[Raw records]
════
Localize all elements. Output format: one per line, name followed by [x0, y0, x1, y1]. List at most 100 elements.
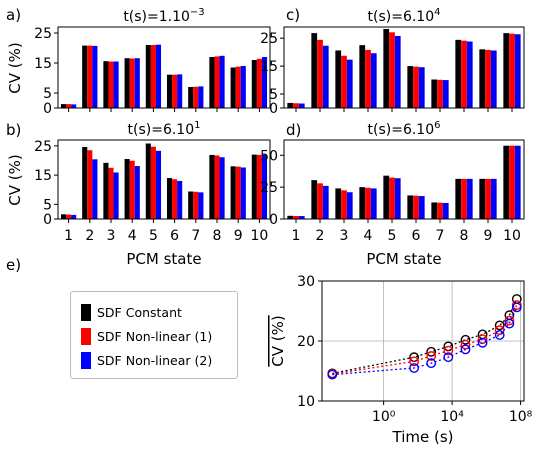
- point-3-6: [494, 330, 505, 340]
- plot-frame: [57, 26, 271, 109]
- panel-title: t(s)=6.106: [368, 120, 441, 138]
- bar-1-4: [359, 45, 366, 108]
- x-tick-label: 1: [292, 228, 301, 244]
- y-tick-label: 0: [269, 212, 278, 228]
- bar-3-1: [298, 103, 305, 108]
- bar-1-5: [145, 143, 151, 219]
- bar-1-9: [479, 178, 486, 219]
- bar-3-7: [198, 192, 204, 219]
- bar-3-7: [442, 202, 449, 219]
- bar-1-10: [503, 145, 510, 219]
- bar-3-7: [198, 86, 204, 108]
- x-tick-label: 2: [316, 228, 325, 244]
- legend-swatch-nonlinear1: [81, 327, 91, 345]
- panel-c: 05 15 25 t(s)=6.104 c): [260, 6, 525, 117]
- x-tick-label: 7: [436, 228, 445, 244]
- legend-swatch-nonlinear2: [81, 351, 91, 369]
- legend: SDF Constant SDF Non-linear (1) SDF Non-…: [70, 291, 238, 379]
- bar-1-4: [124, 58, 130, 108]
- bar-3-1: [298, 216, 305, 219]
- legend-item-nonlinear2: SDF Non-linear (2): [81, 350, 212, 370]
- x-tick-label: 10⁴: [440, 409, 464, 425]
- bar-2-4: [129, 160, 135, 219]
- x-axis-label: PCM state: [366, 250, 441, 268]
- x-tick-label: 9: [484, 228, 493, 244]
- bar-1-2: [311, 33, 318, 108]
- bar-3-10: [514, 34, 521, 109]
- bar-1-1: [60, 104, 67, 108]
- bar-1-10: [251, 60, 257, 108]
- bar-1-8: [209, 154, 215, 219]
- x-tick-label: 10⁰: [372, 409, 396, 425]
- y-tick-label: 50: [260, 148, 278, 164]
- point-3-1: [409, 363, 419, 373]
- point-2-2: [426, 351, 437, 361]
- bar-3-4: [134, 58, 140, 108]
- point-3-3: [443, 352, 454, 363]
- bar-1-6: [407, 195, 414, 219]
- bar-1-7: [188, 191, 194, 219]
- legend-label-nonlinear2: SDF Non-linear (2): [97, 352, 213, 368]
- series-line-1: [332, 298, 518, 375]
- x-tick-label: 4: [364, 228, 373, 244]
- x-axis-label: Time (s): [392, 428, 454, 446]
- point-3-2: [426, 358, 437, 369]
- bar-1-3: [335, 50, 342, 108]
- point-1-4: [460, 334, 471, 345]
- bar-2-8: [214, 56, 220, 108]
- bar-3-9: [490, 178, 497, 219]
- bar-1-3: [103, 162, 109, 219]
- bar-2-6: [413, 195, 419, 219]
- bar-1-1: [287, 102, 294, 108]
- bar-2-5: [389, 32, 395, 109]
- bar-3-5: [394, 35, 401, 108]
- bar-2-9: [235, 66, 241, 108]
- legend-swatch-constant: [81, 303, 91, 321]
- y-tick-label: 20: [297, 334, 315, 350]
- bar-2-4: [129, 58, 135, 108]
- bar-2-3: [341, 55, 347, 108]
- bar-2-10: [256, 154, 262, 219]
- y-tick-label: 25: [34, 139, 52, 155]
- bar-3-4: [134, 166, 140, 219]
- bar-2-9: [235, 166, 241, 219]
- bar-3-8: [219, 157, 225, 219]
- bar-3-2: [322, 45, 329, 108]
- bar-1-8: [209, 57, 215, 108]
- panel-title: t(s)=6.101: [128, 120, 201, 138]
- plot-frame: [283, 139, 525, 220]
- bar-2-4: [365, 49, 371, 108]
- bar-1-9: [230, 67, 236, 108]
- panel-label: d): [286, 121, 301, 139]
- y-tick-label: 30: [297, 274, 315, 290]
- x-tick-label: 8: [213, 228, 222, 244]
- bar-1-2: [311, 180, 318, 219]
- x-tick-label: 8: [460, 228, 469, 244]
- bar-2-8: [461, 178, 467, 219]
- bar-2-5: [389, 177, 395, 219]
- point-2-1: [409, 356, 419, 367]
- bar-1-10: [503, 33, 510, 108]
- x-tick-label: 6: [412, 228, 421, 244]
- y-tick-label: 5: [43, 86, 52, 102]
- bar-3-4: [370, 188, 377, 219]
- x-tick-label: 1: [64, 228, 73, 244]
- bar-2-6: [172, 74, 178, 108]
- y-tick-label: 15: [34, 168, 52, 184]
- bar-2-3: [108, 167, 114, 219]
- bar-1-6: [407, 66, 414, 108]
- panel-label: e): [6, 256, 21, 274]
- y-tick-label: 5: [269, 87, 278, 103]
- series-line-3: [332, 307, 518, 376]
- bar-1-7: [188, 87, 194, 108]
- bar-1-7: [431, 79, 438, 108]
- panel-d: 0 25 50 1 2 3 4 5 6 7 8 9 10 t(s)=6.106 d) PCM state: [260, 120, 525, 268]
- panel-title: t(s)=6.104: [368, 7, 441, 25]
- bar-2-3: [341, 190, 347, 219]
- bar-3-6: [177, 180, 183, 219]
- bar-3-1: [71, 104, 77, 108]
- legend-label-constant: SDF Constant: [97, 304, 182, 320]
- y-tick-label: 25: [260, 31, 278, 47]
- point-2-4: [460, 339, 471, 350]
════
* _Exercise task_: Can you rewrite the material above, renaming every "x-tick-label" to "x-axis-tick" and leaving everything else unchanged? Leave the pictures out.

* _Correct answer_:
Localize all elements. Output format: one per line, name followed by [x0, y0, x1, y1]. List at most 100 elements.
- point-3-6: [494, 330, 505, 340]
- plot-frame: [57, 26, 271, 109]
- panel-title: t(s)=6.106: [368, 120, 441, 138]
- bar-1-4: [359, 45, 366, 108]
- x-axis-tick: 1: [292, 228, 301, 244]
- y-tick-label: 0: [269, 212, 278, 228]
- bar-3-1: [298, 103, 305, 108]
- bar-1-5: [145, 143, 151, 219]
- bar-1-9: [479, 178, 486, 219]
- bar-3-7: [198, 192, 204, 219]
- bar-3-7: [442, 202, 449, 219]
- bar-1-10: [503, 145, 510, 219]
- bar-3-7: [198, 86, 204, 108]
- x-axis-tick: 2: [316, 228, 325, 244]
- legend-swatch-nonlinear1: [81, 327, 91, 345]
- panel-c: 05 15 25 t(s)=6.104 c): [260, 6, 525, 117]
- x-axis-tick: 7: [436, 228, 445, 244]
- legend-swatch-nonlinear2: [81, 351, 91, 369]
- legend: SDF Constant SDF Non-linear (1) SDF Non-…: [70, 291, 238, 379]
- bar-1-4: [124, 58, 130, 108]
- bar-3-1: [298, 216, 305, 219]
- legend-item-nonlinear2: SDF Non-linear (2): [81, 350, 212, 370]
- x-axis-tick: 10⁴: [440, 409, 464, 425]
- bar-2-4: [129, 160, 135, 219]
- x-axis-label: PCM state: [366, 250, 441, 268]
- x-axis-tick: 9: [484, 228, 493, 244]
- bar-1-2: [311, 33, 318, 108]
- bar-3-10: [514, 34, 521, 109]
- bar-1-1: [60, 104, 67, 108]
- bar-1-10: [251, 60, 257, 108]
- bar-1-8: [209, 154, 215, 219]
- x-axis-tick: 10⁰: [372, 409, 396, 425]
- y-tick-label: 50: [260, 148, 278, 164]
- point-3-1: [409, 363, 419, 373]
- point-2-2: [426, 351, 437, 361]
- bar-3-4: [134, 58, 140, 108]
- point-3-3: [443, 352, 454, 363]
- bar-1-6: [407, 195, 414, 219]
- bar-1-7: [188, 191, 194, 219]
- legend-label-nonlinear2: SDF Non-linear (2): [97, 352, 213, 368]
- series-line-1: [332, 298, 518, 375]
- x-axis-tick: 4: [364, 228, 373, 244]
- x-axis-label: Time (s): [392, 428, 454, 446]
- point-3-2: [426, 358, 437, 369]
- bar-1-3: [335, 50, 342, 108]
- point-1-4: [460, 334, 471, 345]
- bar-2-8: [214, 56, 220, 108]
- bar-3-9: [490, 178, 497, 219]
- bar-1-3: [103, 162, 109, 219]
- bar-2-6: [413, 195, 419, 219]
- bar-1-1: [287, 102, 294, 108]
- bar-2-5: [389, 32, 395, 109]
- bar-3-5: [394, 35, 401, 108]
- bar-2-9: [235, 66, 241, 108]
- legend-swatch-constant: [81, 303, 91, 321]
- y-tick-label: 20: [297, 334, 315, 350]
- bar-2-4: [129, 58, 135, 108]
- bar-2-3: [341, 55, 347, 108]
- bar-2-10: [256, 154, 262, 219]
- y-tick-label: 25: [34, 139, 52, 155]
- bar-3-4: [134, 166, 140, 219]
- bar-2-9: [235, 166, 241, 219]
- bar-3-8: [219, 157, 225, 219]
- bar-3-2: [322, 45, 329, 108]
- bar-1-8: [209, 57, 215, 108]
- panel-title: t(s)=6.101: [128, 120, 201, 138]
- plot-frame: [283, 139, 525, 220]
- bar-2-4: [365, 49, 371, 108]
- bar-1-9: [230, 67, 236, 108]
- panel-label: d): [286, 121, 301, 139]
- y-tick-label: 30: [297, 274, 315, 290]
- x-axis-tick: 8: [213, 228, 222, 244]
- bar-1-2: [311, 180, 318, 219]
- x-axis-tick: 8: [460, 228, 469, 244]
- bar-2-8: [461, 178, 467, 219]
- bar-2-5: [389, 177, 395, 219]
- point-2-1: [409, 356, 419, 367]
- bar-1-10: [503, 33, 510, 108]
- x-axis-tick: 6: [412, 228, 421, 244]
- y-tick-label: 5: [43, 86, 52, 102]
- bar-3-4: [370, 188, 377, 219]
- x-axis-tick: 1: [64, 228, 73, 244]
- bar-2-6: [172, 74, 178, 108]
- y-tick-label: 15: [34, 168, 52, 184]
- bar-2-3: [108, 167, 114, 219]
- bar-1-6: [407, 66, 414, 108]
- panel-label: e): [6, 256, 21, 274]
- y-tick-label: 5: [269, 87, 278, 103]
- series-line-3: [332, 307, 518, 376]
- bar-1-7: [188, 87, 194, 108]
- bar-1-7: [431, 79, 438, 108]
- panel-d: 0 25 50 1 2 3 4 5 6 7 8 9 10 t(s)=6.106 d) PCM state: [260, 120, 525, 268]
- panel-title: t(s)=6.104: [368, 7, 441, 25]
- bar-2-3: [341, 190, 347, 219]
- bar-3-6: [177, 180, 183, 219]
- bar-3-1: [71, 104, 77, 108]
- legend-label-constant: SDF Constant: [97, 304, 182, 320]
- y-tick-label: 25: [260, 31, 278, 47]
- point-2-4: [460, 339, 471, 350]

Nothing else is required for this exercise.